Task ▸ Exactly reproduce the lines that follow.
>> BEGIN Data for processing
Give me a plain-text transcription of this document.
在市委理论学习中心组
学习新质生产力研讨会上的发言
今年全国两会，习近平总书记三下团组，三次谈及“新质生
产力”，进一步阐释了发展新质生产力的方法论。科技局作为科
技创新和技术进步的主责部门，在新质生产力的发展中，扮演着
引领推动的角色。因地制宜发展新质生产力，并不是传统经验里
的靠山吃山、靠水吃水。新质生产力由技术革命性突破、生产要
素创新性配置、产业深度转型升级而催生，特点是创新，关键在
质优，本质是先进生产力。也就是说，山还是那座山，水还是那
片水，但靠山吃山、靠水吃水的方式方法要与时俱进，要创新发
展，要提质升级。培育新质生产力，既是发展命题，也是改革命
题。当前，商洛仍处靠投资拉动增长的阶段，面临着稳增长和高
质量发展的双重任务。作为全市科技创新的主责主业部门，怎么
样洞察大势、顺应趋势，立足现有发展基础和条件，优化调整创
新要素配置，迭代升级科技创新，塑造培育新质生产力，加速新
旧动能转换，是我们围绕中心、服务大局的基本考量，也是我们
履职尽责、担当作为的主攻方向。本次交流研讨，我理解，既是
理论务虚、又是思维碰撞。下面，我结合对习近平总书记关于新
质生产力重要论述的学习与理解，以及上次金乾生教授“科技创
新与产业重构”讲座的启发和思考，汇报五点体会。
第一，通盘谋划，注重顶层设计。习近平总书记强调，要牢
>> END Data for processing
Solution to the problem ▸
Give me a plain-text transcription of this document.
在市委理论学习中心组
学习新质生产力研讨会上的发言
今年全国两会，习近平总书记三下团组，三次谈及“新质生
产力”，进一步阐释了发展新质生产力的方法论。科技局作为科
技创新和技术进步的主责部门，在新质生产力的发展中，扮演着
引领推动的角色。因地制宜发展新质生产力，并不是传统经验里
的靠山吃山、靠水吃水。新质生产力由技术革命性突破、生产要
素创新性配置、产业深度转型升级而催生，特点是创新，关键在
质优，本质是先进生产力。也就是说，山还是那座山，水还是那
片水，但靠山吃山、靠水吃水的方式方法要与时俱进，要创新发
展，要提质升级。培育新质生产力，既是发展命题，也是改革命
题。当前，商洛仍处靠投资拉动增长的阶段，面临着稳增长和高
质量发展的双重任务。作为全市科技创新的主责主业部门，怎么
样洞察大势、顺应趋势，立足现有发展基础和条件，优化调整创
新要素配置，迭代升级科技创新，塑造培育新质生产力，加速新
旧动能转换，是我们围绕中心、服务大局的基本考量，也是我们
履职尽责、担当作为的主攻方向。本次交流研讨，我理解，既是
理论务虚、又是思维碰撞。下面，我结合对习近平总书记关于新
质生产力重要论述的学习与理解，以及上次金乾生教授“科技创
新与产业重构”讲座的启发和思考，汇报五点体会。
第一，通盘谋划，注重顶层设计。习近平总书记强调，要牢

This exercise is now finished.